::: LISTED ENTRIES :::

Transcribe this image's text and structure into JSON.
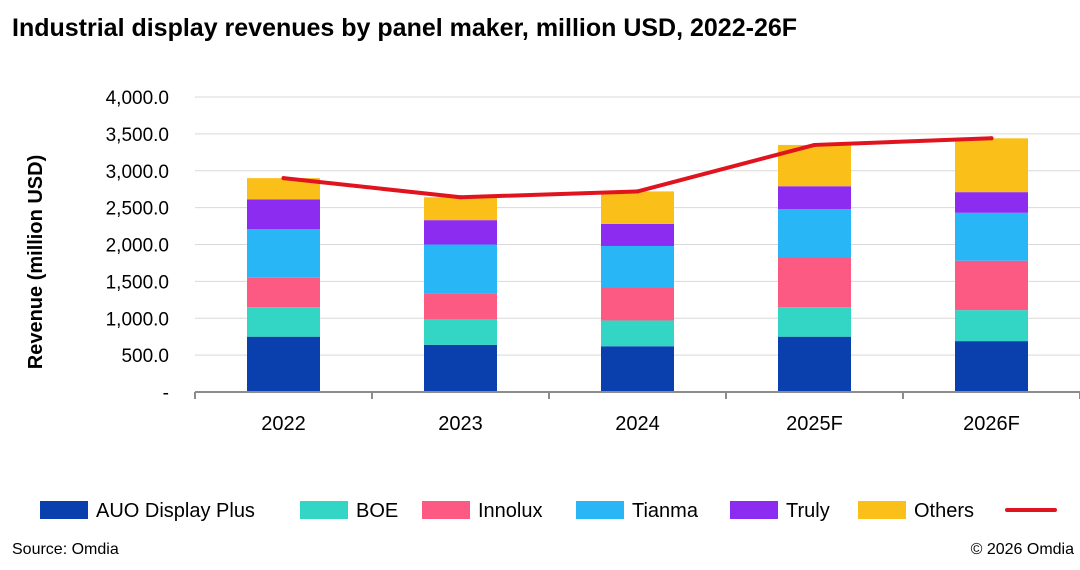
{
  "title": "Industrial display revenues by panel maker, million USD, 2022-26F",
  "source": "Source: Omdia",
  "copyright": "© 2026 Omdia",
  "chart_data": {
    "type": "bar",
    "stacked": true,
    "title": "Industrial display revenues by panel maker, million USD, 2022-26F",
    "xlabel": "",
    "ylabel": "Revenue (million USD)",
    "ylim": [
      0,
      4000
    ],
    "y_ticks": [
      "-",
      "500.0",
      "1,000.0",
      "1,500.0",
      "2,000.0",
      "2,500.0",
      "3,000.0",
      "3,500.0",
      "4,000.0"
    ],
    "y_tick_values": [
      0,
      500,
      1000,
      1500,
      2000,
      2500,
      3000,
      3500,
      4000
    ],
    "grid": true,
    "legend_position": "bottom",
    "categories": [
      "2022",
      "2023",
      "2024",
      "2025F",
      "2026F"
    ],
    "series": [
      {
        "name": "AUO Display Plus",
        "color": "#0a3fae",
        "values": [
          750,
          640,
          620,
          750,
          690
        ]
      },
      {
        "name": "BOE",
        "color": "#33d6c4",
        "values": [
          400,
          350,
          350,
          400,
          420
        ]
      },
      {
        "name": "Innolux",
        "color": "#fc5a82",
        "values": [
          400,
          350,
          440,
          680,
          670
        ]
      },
      {
        "name": "Tianma",
        "color": "#29b6f6",
        "values": [
          660,
          660,
          570,
          650,
          650
        ]
      },
      {
        "name": "Truly",
        "color": "#8b2cf0",
        "values": [
          400,
          330,
          300,
          310,
          280
        ]
      },
      {
        "name": "Others",
        "color": "#fbbf1a",
        "values": [
          290,
          310,
          440,
          560,
          730
        ]
      }
    ],
    "total_line": {
      "name": "",
      "color": "#e0141e",
      "values": [
        2900,
        2640,
        2720,
        3350,
        3440
      ]
    }
  }
}
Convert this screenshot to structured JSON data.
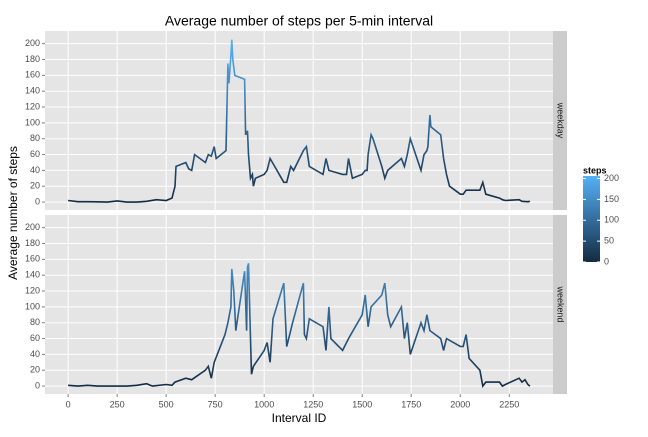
{
  "chart_data": {
    "type": "line",
    "title": "Average number of steps per 5-min interval",
    "x_label": "Interval ID",
    "y_label": "Average number of steps",
    "xlim": [
      -118,
      2473
    ],
    "ylim": [
      -10,
      216
    ],
    "xticks": [
      0,
      250,
      500,
      750,
      1000,
      1250,
      1500,
      1750,
      2000,
      2250
    ],
    "yticks": [
      0,
      20,
      40,
      60,
      80,
      100,
      120,
      140,
      160,
      180,
      200
    ],
    "grid": true,
    "color_scale": {
      "title": "steps",
      "low": "#132B43",
      "high": "#56B1F7",
      "limits": [
        0,
        206
      ],
      "ticks": [
        0,
        50,
        100,
        150,
        200
      ]
    },
    "series": [
      {
        "name": "weekday",
        "x": [
          0,
          50,
          100,
          150,
          200,
          250,
          300,
          350,
          400,
          450,
          500,
          530,
          545,
          550,
          600,
          615,
          630,
          645,
          700,
          715,
          730,
          745,
          755,
          805,
          815,
          820,
          830,
          835,
          840,
          850,
          900,
          905,
          915,
          920,
          930,
          940,
          945,
          955,
          1000,
          1015,
          1030,
          1100,
          1115,
          1135,
          1150,
          1200,
          1215,
          1230,
          1300,
          1315,
          1330,
          1400,
          1420,
          1430,
          1450,
          1500,
          1515,
          1525,
          1530,
          1545,
          1555,
          1600,
          1615,
          1630,
          1700,
          1715,
          1730,
          1745,
          1800,
          1815,
          1830,
          1835,
          1845,
          1850,
          1900,
          1915,
          1930,
          1945,
          2000,
          2015,
          2030,
          2100,
          2115,
          2130,
          2200,
          2215,
          2230,
          2300,
          2315,
          2345,
          2355
        ],
        "values": [
          2,
          0.5,
          0.5,
          0.3,
          0,
          1.5,
          0,
          0,
          1,
          3,
          2,
          5,
          20,
          45,
          50,
          42,
          40,
          60,
          50,
          60,
          58,
          70,
          55,
          65,
          175,
          150,
          185,
          205,
          180,
          160,
          155,
          85,
          90,
          60,
          30,
          35,
          20,
          30,
          35,
          40,
          55,
          25,
          25,
          45,
          40,
          65,
          70,
          45,
          35,
          55,
          40,
          35,
          35,
          55,
          30,
          35,
          40,
          40,
          60,
          85,
          80,
          45,
          30,
          40,
          55,
          45,
          60,
          80,
          40,
          60,
          65,
          70,
          110,
          95,
          85,
          55,
          35,
          20,
          10,
          10,
          15,
          15,
          25,
          10,
          5,
          3,
          2,
          3,
          1,
          0.5,
          1
        ]
      },
      {
        "name": "weekend",
        "x": [
          0,
          50,
          100,
          150,
          200,
          250,
          300,
          350,
          400,
          430,
          500,
          530,
          545,
          600,
          630,
          700,
          715,
          730,
          745,
          800,
          815,
          830,
          835,
          845,
          855,
          900,
          910,
          915,
          920,
          930,
          935,
          945,
          1000,
          1015,
          1030,
          1045,
          1100,
          1115,
          1130,
          1145,
          1200,
          1205,
          1215,
          1230,
          1300,
          1315,
          1330,
          1340,
          1400,
          1430,
          1500,
          1515,
          1530,
          1545,
          1600,
          1615,
          1630,
          1645,
          1700,
          1715,
          1730,
          1745,
          1800,
          1815,
          1830,
          1845,
          1900,
          1915,
          1930,
          2000,
          2015,
          2030,
          2045,
          2100,
          2115,
          2130,
          2200,
          2215,
          2230,
          2300,
          2315,
          2330,
          2345,
          2355
        ],
        "values": [
          1,
          0,
          1,
          0,
          0,
          0,
          0,
          1,
          3,
          0,
          2,
          1,
          5,
          10,
          8,
          20,
          25,
          10,
          30,
          65,
          80,
          100,
          148,
          120,
          70,
          145,
          70,
          150,
          155,
          60,
          15,
          25,
          45,
          55,
          30,
          85,
          130,
          50,
          65,
          80,
          130,
          65,
          60,
          85,
          75,
          45,
          100,
          60,
          45,
          60,
          90,
          115,
          75,
          100,
          115,
          130,
          90,
          75,
          100,
          60,
          80,
          40,
          80,
          70,
          90,
          70,
          60,
          45,
          60,
          50,
          50,
          65,
          35,
          20,
          0,
          5,
          5,
          0,
          2,
          10,
          5,
          8,
          2,
          0
        ]
      }
    ]
  }
}
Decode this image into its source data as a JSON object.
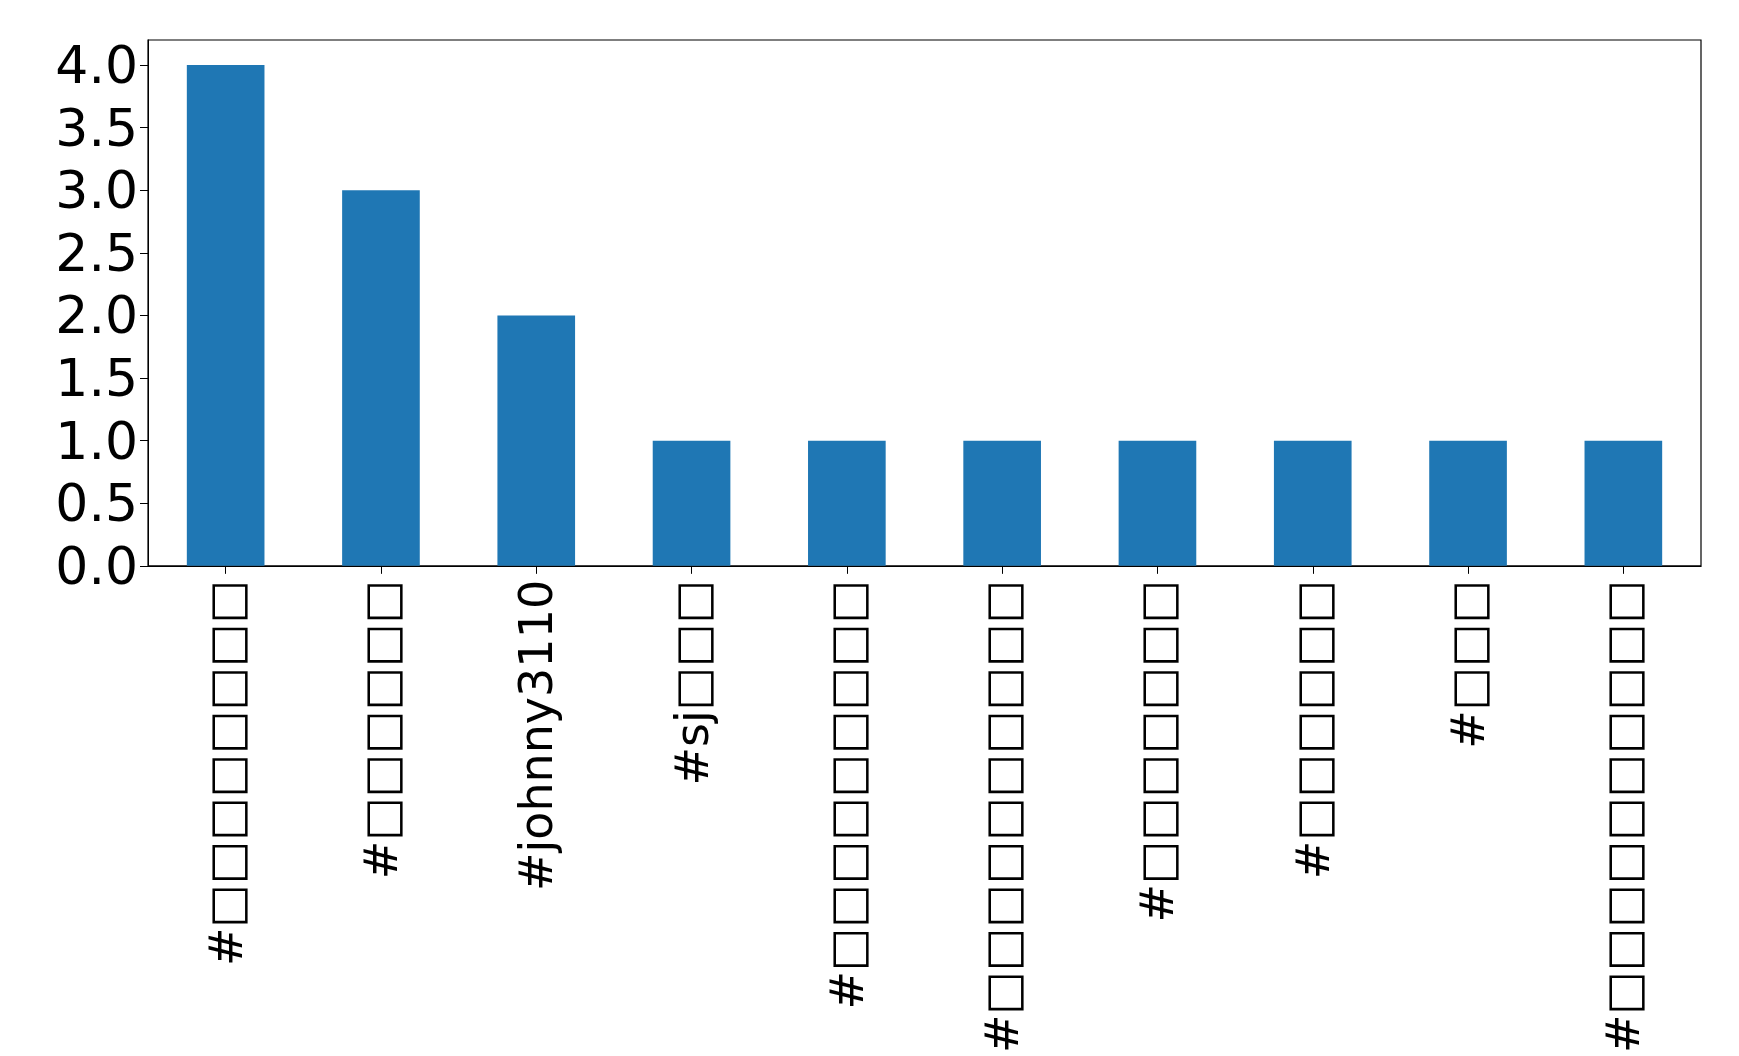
{
  "chart_data": {
    "type": "bar",
    "categories": [
      "#□□□□□□□□",
      "#□□□□□□",
      "#johnny3110",
      "#sj□□□",
      "#□□□□□□□□□",
      "#□□□□□□□□□□",
      "#□□□□□□□",
      "#□□□□□□",
      "#□□□",
      "#□□□□□□□□□□"
    ],
    "values": [
      4,
      3,
      2,
      1,
      1,
      1,
      1,
      1,
      1,
      1
    ],
    "color": "#1f77b4",
    "ylim": [
      0,
      4.2
    ],
    "yticks": [
      {
        "value": 0,
        "label": "0.0"
      },
      {
        "value": 0.5,
        "label": "0.5"
      },
      {
        "value": 1,
        "label": "1.0"
      },
      {
        "value": 1.5,
        "label": "1.5"
      },
      {
        "value": 2,
        "label": "2.0"
      },
      {
        "value": 2.5,
        "label": "2.5"
      },
      {
        "value": 3,
        "label": "3.0"
      },
      {
        "value": 3.5,
        "label": "3.5"
      },
      {
        "value": 4,
        "label": "4.0"
      }
    ],
    "grid": false
  }
}
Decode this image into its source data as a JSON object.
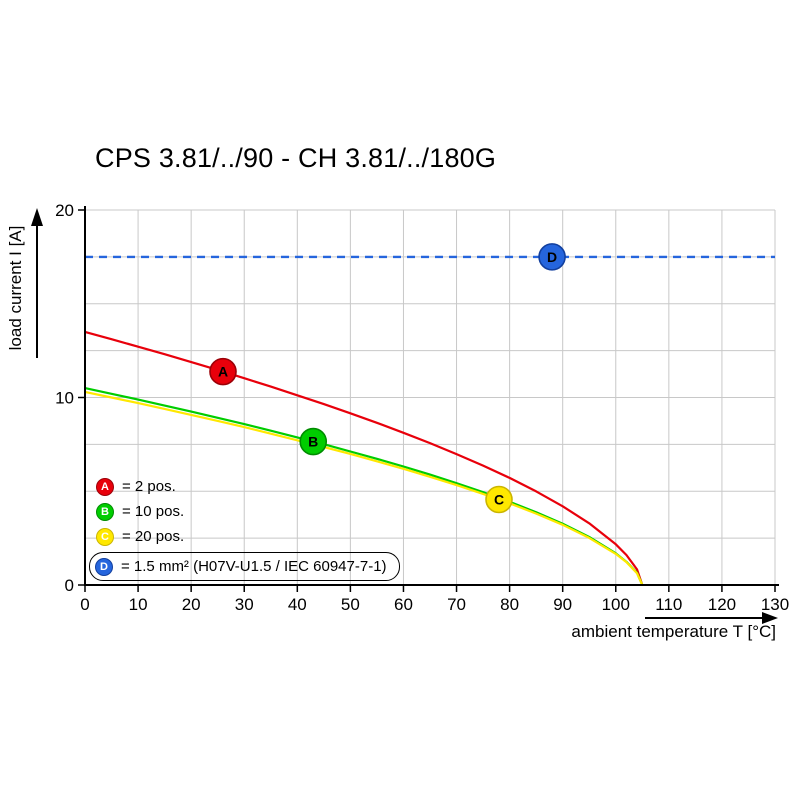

:::

YOUR GOAL. Without the pictures, write out all of the material exactly.

REPLY.
Transcribe this image's text and structure into JSON.
{
  "title": "Industrial display revenues by panel maker, million USD, 2022-26F",
  "source": "Source: Omdia",
  "copyright": "© 2026 Omdia",
  "chart_data": {
    "type": "bar",
    "stacked": true,
    "title": "Industrial display revenues by panel maker, million USD, 2022-26F",
    "xlabel": "",
    "ylabel": "Revenue (million USD)",
    "ylim": [
      0,
      4000
    ],
    "y_ticks": [
      "-",
      "500.0",
      "1,000.0",
      "1,500.0",
      "2,000.0",
      "2,500.0",
      "3,000.0",
      "3,500.0",
      "4,000.0"
    ],
    "y_tick_values": [
      0,
      500,
      1000,
      1500,
      2000,
      2500,
      3000,
      3500,
      4000
    ],
    "grid": true,
    "legend_position": "bottom",
    "categories": [
      "2022",
      "2023",
      "2024",
      "2025F",
      "2026F"
    ],
    "series": [
      {
        "name": "AUO Display Plus",
        "color": "#0a3fae",
        "values": [
          750,
          640,
          620,
          750,
          690
        ]
      },
      {
        "name": "BOE",
        "color": "#33d6c4",
        "values": [
          400,
          350,
          350,
          400,
          420
        ]
      },
      {
        "name": "Innolux",
        "color": "#fc5a82",
        "values": [
          400,
          350,
          440,
          680,
          670
        ]
      },
      {
        "name": "Tianma",
        "color": "#29b6f6",
        "values": [
          660,
          660,
          570,
          650,
          650
        ]
      },
      {
        "name": "Truly",
        "color": "#8b2cf0",
        "values": [
          400,
          330,
          300,
          310,
          280
        ]
      },
      {
        "name": "Others",
        "color": "#fbbf1a",
        "values": [
          290,
          310,
          440,
          560,
          730
        ]
      }
    ],
    "total_line": {
      "name": "",
      "color": "#e0141e",
      "values": [
        2900,
        2640,
        2720,
        3350,
        3440
      ]
    }
  }
}
Convert this screenshot to structured JSON data.
{
  "chart_data": {
    "type": "line",
    "title": "Average number of steps per 5-min interval",
    "x_label": "Interval ID",
    "y_label": "Average number of steps",
    "xlim": [
      -118,
      2473
    ],
    "ylim": [
      -10,
      216
    ],
    "xticks": [
      0,
      250,
      500,
      750,
      1000,
      1250,
      1500,
      1750,
      2000,
      2250
    ],
    "yticks": [
      0,
      20,
      40,
      60,
      80,
      100,
      120,
      140,
      160,
      180,
      200
    ],
    "grid": true,
    "color_scale": {
      "title": "steps",
      "low": "#132B43",
      "high": "#56B1F7",
      "limits": [
        0,
        206
      ],
      "ticks": [
        0,
        50,
        100,
        150,
        200
      ]
    },
    "series": [
      {
        "name": "weekday",
        "x": [
          0,
          50,
          100,
          150,
          200,
          250,
          300,
          350,
          400,
          450,
          500,
          530,
          545,
          550,
          600,
          615,
          630,
          645,
          700,
          715,
          730,
          745,
          755,
          805,
          815,
          820,
          830,
          835,
          840,
          850,
          900,
          905,
          915,
          920,
          930,
          940,
          945,
          955,
          1000,
          1015,
          1030,
          1100,
          1115,
          1135,
          1150,
          1200,
          1215,
          1230,
          1300,
          1315,
          1330,
          1400,
          1420,
          1430,
          1450,
          1500,
          1515,
          1525,
          1530,
          1545,
          1555,
          1600,
          1615,
          1630,
          1700,
          1715,
          1730,
          1745,
          1800,
          1815,
          1830,
          1835,
          1845,
          1850,
          1900,
          1915,
          1930,
          1945,
          2000,
          2015,
          2030,
          2100,
          2115,
          2130,
          2200,
          2215,
          2230,
          2300,
          2315,
          2345,
          2355
        ],
        "values": [
          2,
          0.5,
          0.5,
          0.3,
          0,
          1.5,
          0,
          0,
          1,
          3,
          2,
          5,
          20,
          45,
          50,
          42,
          40,
          60,
          50,
          60,
          58,
          70,
          55,
          65,
          175,
          150,
          185,
          205,
          180,
          160,
          155,
          85,
          90,
          60,
          30,
          35,
          20,
          30,
          35,
          40,
          55,
          25,
          25,
          45,
          40,
          65,
          70,
          45,
          35,
          55,
          40,
          35,
          35,
          55,
          30,
          35,
          40,
          40,
          60,
          85,
          80,
          45,
          30,
          40,
          55,
          45,
          60,
          80,
          40,
          60,
          65,
          70,
          110,
          95,
          85,
          55,
          35,
          20,
          10,
          10,
          15,
          15,
          25,
          10,
          5,
          3,
          2,
          3,
          1,
          0.5,
          1
        ]
      },
      {
        "name": "weekend",
        "x": [
          0,
          50,
          100,
          150,
          200,
          250,
          300,
          350,
          400,
          430,
          500,
          530,
          545,
          600,
          630,
          700,
          715,
          730,
          745,
          800,
          815,
          830,
          835,
          845,
          855,
          900,
          910,
          915,
          920,
          930,
          935,
          945,
          1000,
          1015,
          1030,
          1045,
          1100,
          1115,
          1130,
          1145,
          1200,
          1205,
          1215,
          1230,
          1300,
          1315,
          1330,
          1340,
          1400,
          1430,
          1500,
          1515,
          1530,
          1545,
          1600,
          1615,
          1630,
          1645,
          1700,
          1715,
          1730,
          1745,
          1800,
          1815,
          1830,
          1845,
          1900,
          1915,
          1930,
          2000,
          2015,
          2030,
          2045,
          2100,
          2115,
          2130,
          2200,
          2215,
          2230,
          2300,
          2315,
          2330,
          2345,
          2355
        ],
        "values": [
          1,
          0,
          1,
          0,
          0,
          0,
          0,
          1,
          3,
          0,
          2,
          1,
          5,
          10,
          8,
          20,
          25,
          10,
          30,
          65,
          80,
          100,
          148,
          120,
          70,
          145,
          70,
          150,
          155,
          60,
          15,
          25,
          45,
          55,
          30,
          85,
          130,
          50,
          65,
          80,
          130,
          65,
          60,
          85,
          75,
          45,
          100,
          60,
          45,
          60,
          90,
          115,
          75,
          100,
          115,
          130,
          90,
          75,
          100,
          60,
          80,
          40,
          80,
          70,
          90,
          70,
          60,
          45,
          60,
          50,
          50,
          65,
          35,
          20,
          0,
          5,
          5,
          0,
          2,
          10,
          5,
          8,
          2,
          0
        ]
      }
    ]
  }
}
Decode this image into its source data as a JSON object.
{
  "chart_data": {
    "type": "bar",
    "categories": [
      "#□□□□□□□□",
      "#□□□□□□",
      "#johnny3110",
      "#sj□□□",
      "#□□□□□□□□□",
      "#□□□□□□□□□□",
      "#□□□□□□□",
      "#□□□□□□",
      "#□□□",
      "#□□□□□□□□□□"
    ],
    "values": [
      4,
      3,
      2,
      1,
      1,
      1,
      1,
      1,
      1,
      1
    ],
    "color": "#1f77b4",
    "ylim": [
      0,
      4.2
    ],
    "yticks": [
      {
        "value": 0,
        "label": "0.0"
      },
      {
        "value": 0.5,
        "label": "0.5"
      },
      {
        "value": 1,
        "label": "1.0"
      },
      {
        "value": 1.5,
        "label": "1.5"
      },
      {
        "value": 2,
        "label": "2.0"
      },
      {
        "value": 2.5,
        "label": "2.5"
      },
      {
        "value": 3,
        "label": "3.0"
      },
      {
        "value": 3.5,
        "label": "3.5"
      },
      {
        "value": 4,
        "label": "4.0"
      }
    ],
    "grid": false
  }
}
Decode this image into its source data as a JSON object.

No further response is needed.